*Work instructions*
Copy out lines with the word "chevron" from the material that follows.

Stored data
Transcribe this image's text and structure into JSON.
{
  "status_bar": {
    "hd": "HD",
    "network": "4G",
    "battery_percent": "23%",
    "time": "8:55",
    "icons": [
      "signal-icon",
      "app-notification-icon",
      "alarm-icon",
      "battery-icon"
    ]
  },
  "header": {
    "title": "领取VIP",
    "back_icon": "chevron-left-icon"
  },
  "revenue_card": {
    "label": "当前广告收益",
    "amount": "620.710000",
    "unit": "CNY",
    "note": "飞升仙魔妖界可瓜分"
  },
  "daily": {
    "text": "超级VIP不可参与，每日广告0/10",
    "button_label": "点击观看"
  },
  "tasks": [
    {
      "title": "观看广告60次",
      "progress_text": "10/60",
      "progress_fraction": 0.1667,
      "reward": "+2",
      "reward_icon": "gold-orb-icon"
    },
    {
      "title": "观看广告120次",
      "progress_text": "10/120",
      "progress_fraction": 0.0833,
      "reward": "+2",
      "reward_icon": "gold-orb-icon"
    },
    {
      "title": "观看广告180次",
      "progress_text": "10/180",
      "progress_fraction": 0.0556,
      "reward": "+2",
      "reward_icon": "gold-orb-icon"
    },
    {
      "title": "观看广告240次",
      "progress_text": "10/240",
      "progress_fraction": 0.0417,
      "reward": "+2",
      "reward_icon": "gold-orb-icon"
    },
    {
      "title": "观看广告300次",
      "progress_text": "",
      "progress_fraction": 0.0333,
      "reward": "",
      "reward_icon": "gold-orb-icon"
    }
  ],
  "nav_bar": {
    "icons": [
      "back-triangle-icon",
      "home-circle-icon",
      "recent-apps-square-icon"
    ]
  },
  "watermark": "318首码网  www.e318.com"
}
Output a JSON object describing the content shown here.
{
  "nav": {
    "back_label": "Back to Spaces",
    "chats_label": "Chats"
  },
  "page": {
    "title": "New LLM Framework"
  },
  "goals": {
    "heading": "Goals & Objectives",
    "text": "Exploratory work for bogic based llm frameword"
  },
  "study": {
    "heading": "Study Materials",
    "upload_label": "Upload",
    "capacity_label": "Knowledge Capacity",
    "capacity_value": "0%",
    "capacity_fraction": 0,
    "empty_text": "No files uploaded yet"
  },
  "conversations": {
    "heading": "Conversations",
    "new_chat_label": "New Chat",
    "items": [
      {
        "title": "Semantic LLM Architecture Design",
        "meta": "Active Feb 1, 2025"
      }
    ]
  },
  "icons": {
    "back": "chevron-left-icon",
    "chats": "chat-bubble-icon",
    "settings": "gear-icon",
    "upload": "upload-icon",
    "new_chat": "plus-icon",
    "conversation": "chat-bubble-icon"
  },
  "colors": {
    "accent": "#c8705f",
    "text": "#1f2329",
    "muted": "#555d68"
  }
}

*Solution for this exercise*
    "back_icon": "chevron-left-icon"
    "back": "chevron-left-icon",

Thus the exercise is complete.